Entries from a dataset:
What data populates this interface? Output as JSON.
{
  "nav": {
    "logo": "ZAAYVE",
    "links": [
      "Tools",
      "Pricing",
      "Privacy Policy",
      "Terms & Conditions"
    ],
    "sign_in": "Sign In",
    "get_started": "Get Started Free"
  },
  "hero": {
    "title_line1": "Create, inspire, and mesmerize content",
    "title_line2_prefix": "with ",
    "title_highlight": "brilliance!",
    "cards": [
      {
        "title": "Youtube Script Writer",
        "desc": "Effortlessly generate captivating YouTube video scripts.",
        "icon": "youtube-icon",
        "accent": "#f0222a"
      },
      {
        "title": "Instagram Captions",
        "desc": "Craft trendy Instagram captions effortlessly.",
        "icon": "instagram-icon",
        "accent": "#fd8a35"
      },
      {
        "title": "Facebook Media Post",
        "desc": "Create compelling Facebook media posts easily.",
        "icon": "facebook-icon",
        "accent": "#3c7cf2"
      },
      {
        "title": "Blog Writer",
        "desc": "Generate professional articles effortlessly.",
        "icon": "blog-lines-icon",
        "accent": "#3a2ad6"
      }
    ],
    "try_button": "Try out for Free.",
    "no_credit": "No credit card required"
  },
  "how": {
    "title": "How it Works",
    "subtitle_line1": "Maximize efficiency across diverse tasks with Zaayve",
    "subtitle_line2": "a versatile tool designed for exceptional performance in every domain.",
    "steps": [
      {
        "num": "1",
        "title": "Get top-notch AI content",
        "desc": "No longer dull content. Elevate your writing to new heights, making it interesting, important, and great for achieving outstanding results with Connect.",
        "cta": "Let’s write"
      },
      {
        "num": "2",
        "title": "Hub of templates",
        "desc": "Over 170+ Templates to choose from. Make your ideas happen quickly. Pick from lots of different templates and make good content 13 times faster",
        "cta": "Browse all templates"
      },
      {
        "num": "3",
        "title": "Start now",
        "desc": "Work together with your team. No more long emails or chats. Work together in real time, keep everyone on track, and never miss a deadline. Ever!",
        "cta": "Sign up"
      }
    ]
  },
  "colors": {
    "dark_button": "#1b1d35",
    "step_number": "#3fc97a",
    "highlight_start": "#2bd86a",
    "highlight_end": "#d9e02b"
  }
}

__The request__
Find every line in the records above that contains the word "with", and copy each one.

__Task response__
    "title_line2_prefix": "with ",
    "subtitle_line1": "Maximize efficiency across diverse tasks with Zaayve",
        "desc": "No longer dull content. Elevate your writing to new heights, making it interesting, important, and great for achieving outstanding results with Connect.",
        "desc": "Work together with your team. No more long emails or chats. Work together in real time, keep everyone on track, and never miss a deadline. Ever!",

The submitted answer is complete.